YOUR GOAL:
Copy all lines holding the word "scene" from the entries.

Dataset items
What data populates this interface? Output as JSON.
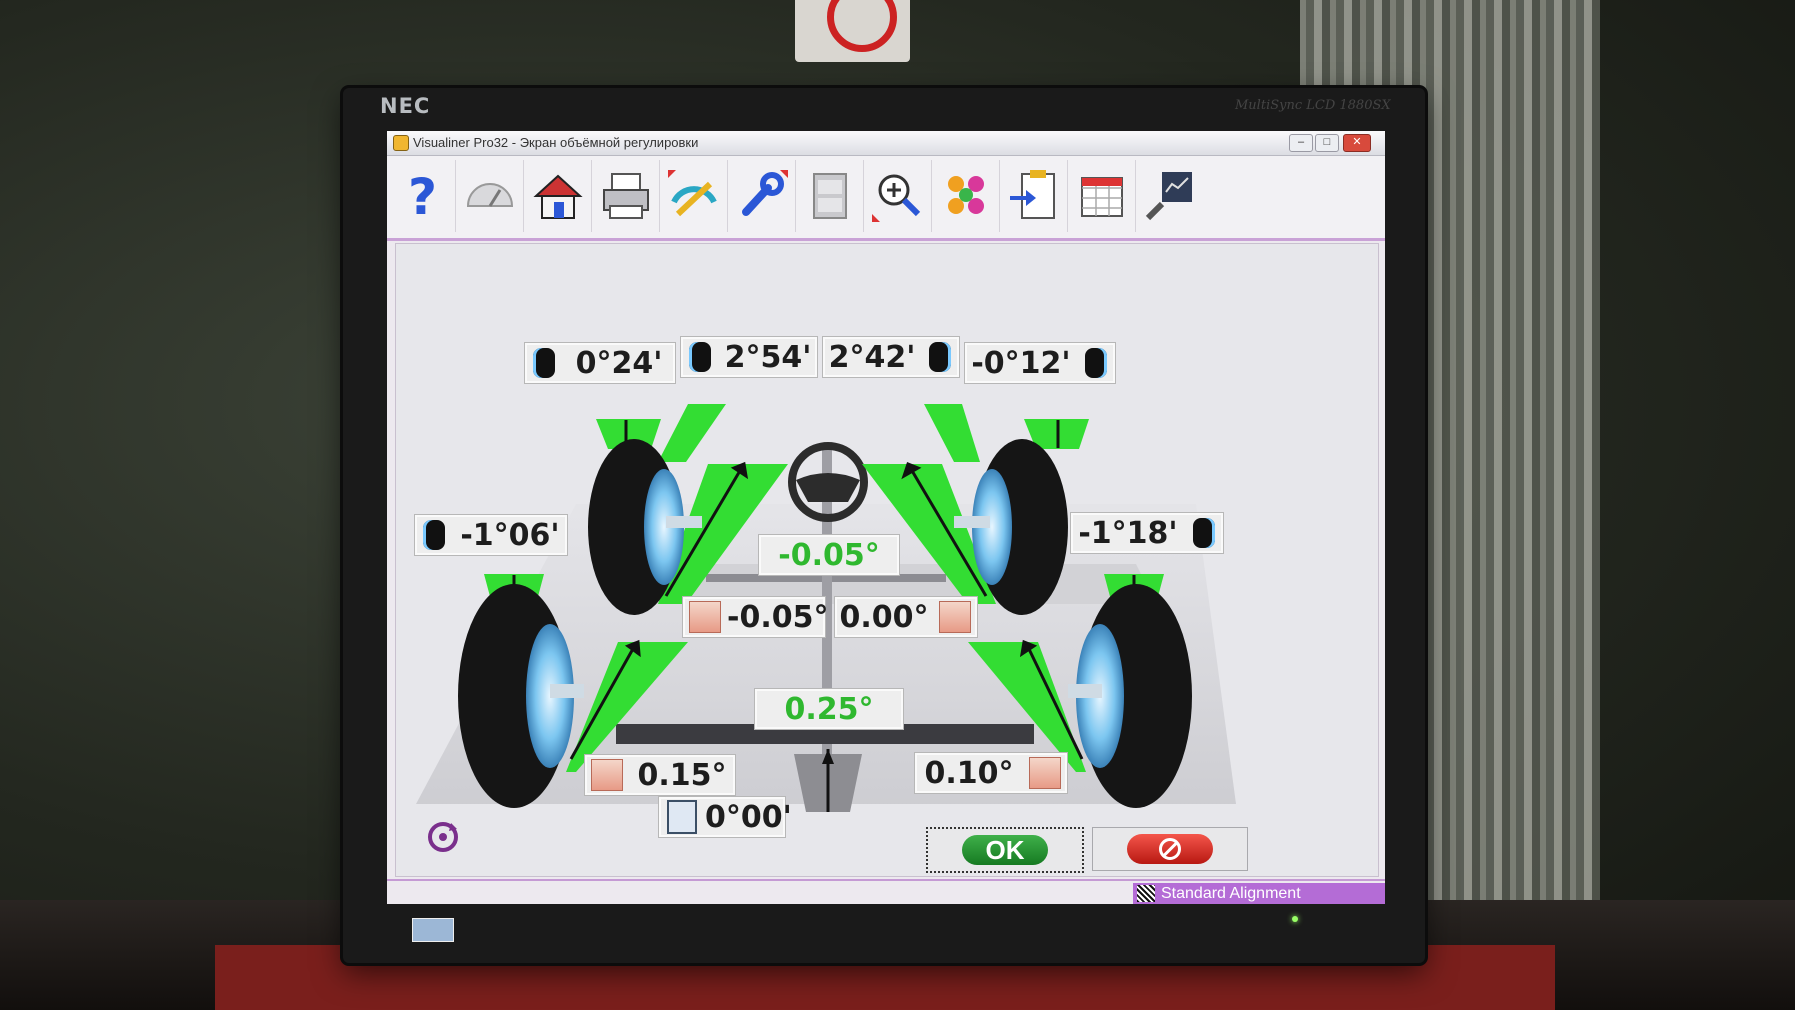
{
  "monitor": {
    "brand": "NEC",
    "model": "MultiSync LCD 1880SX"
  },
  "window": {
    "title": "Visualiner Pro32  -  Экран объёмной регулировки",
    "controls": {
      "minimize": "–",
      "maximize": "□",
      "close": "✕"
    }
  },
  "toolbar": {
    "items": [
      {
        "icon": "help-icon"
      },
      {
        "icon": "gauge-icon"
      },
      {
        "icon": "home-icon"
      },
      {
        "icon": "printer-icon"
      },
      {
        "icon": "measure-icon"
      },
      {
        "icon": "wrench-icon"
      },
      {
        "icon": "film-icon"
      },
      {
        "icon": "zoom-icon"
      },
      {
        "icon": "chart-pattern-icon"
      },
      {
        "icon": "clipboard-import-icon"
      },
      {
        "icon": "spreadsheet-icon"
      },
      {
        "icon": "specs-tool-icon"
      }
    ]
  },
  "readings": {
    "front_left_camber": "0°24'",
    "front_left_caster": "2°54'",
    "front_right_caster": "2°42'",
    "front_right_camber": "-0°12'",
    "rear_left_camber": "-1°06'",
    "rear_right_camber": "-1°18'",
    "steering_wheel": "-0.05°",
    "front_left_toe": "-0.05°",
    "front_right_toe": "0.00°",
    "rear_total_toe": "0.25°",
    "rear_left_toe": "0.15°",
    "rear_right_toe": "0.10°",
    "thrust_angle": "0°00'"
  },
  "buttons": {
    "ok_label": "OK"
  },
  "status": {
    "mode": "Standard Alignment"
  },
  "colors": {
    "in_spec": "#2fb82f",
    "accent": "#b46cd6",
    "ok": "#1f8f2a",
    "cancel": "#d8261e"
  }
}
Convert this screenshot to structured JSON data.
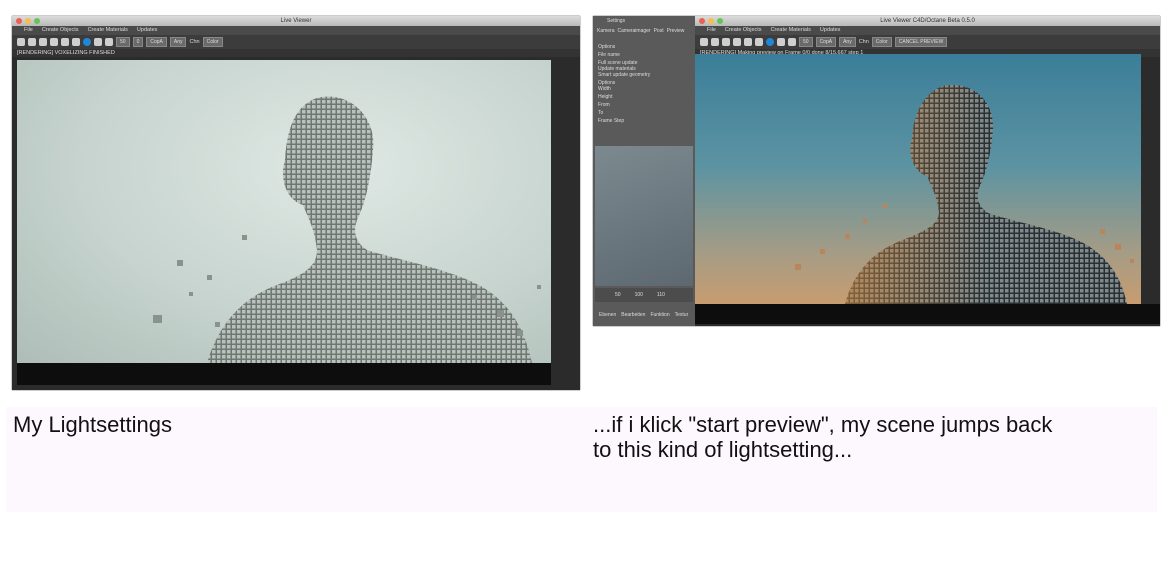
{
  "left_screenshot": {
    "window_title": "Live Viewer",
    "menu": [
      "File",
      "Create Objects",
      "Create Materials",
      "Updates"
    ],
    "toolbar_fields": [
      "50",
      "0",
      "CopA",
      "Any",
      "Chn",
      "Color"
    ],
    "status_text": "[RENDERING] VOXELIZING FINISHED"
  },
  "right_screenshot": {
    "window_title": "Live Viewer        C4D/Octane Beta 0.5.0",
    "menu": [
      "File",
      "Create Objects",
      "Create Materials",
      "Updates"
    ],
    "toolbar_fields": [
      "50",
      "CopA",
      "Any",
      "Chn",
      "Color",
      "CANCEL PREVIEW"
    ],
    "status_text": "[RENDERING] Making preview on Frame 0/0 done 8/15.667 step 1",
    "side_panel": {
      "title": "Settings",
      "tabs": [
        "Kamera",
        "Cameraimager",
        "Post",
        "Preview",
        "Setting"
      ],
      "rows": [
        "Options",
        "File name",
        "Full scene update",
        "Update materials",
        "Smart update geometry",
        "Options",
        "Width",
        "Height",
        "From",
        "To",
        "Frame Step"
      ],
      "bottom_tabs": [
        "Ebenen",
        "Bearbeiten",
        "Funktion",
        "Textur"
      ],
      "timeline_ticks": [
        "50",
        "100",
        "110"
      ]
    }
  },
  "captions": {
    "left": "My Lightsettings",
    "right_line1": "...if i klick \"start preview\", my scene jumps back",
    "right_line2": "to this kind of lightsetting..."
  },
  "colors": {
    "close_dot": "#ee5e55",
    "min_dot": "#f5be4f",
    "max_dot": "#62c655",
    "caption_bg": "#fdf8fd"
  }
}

THE ANSWER:
        "Full scene update",
    "right_line1": "...if i klick \"start preview\", my scene jumps back",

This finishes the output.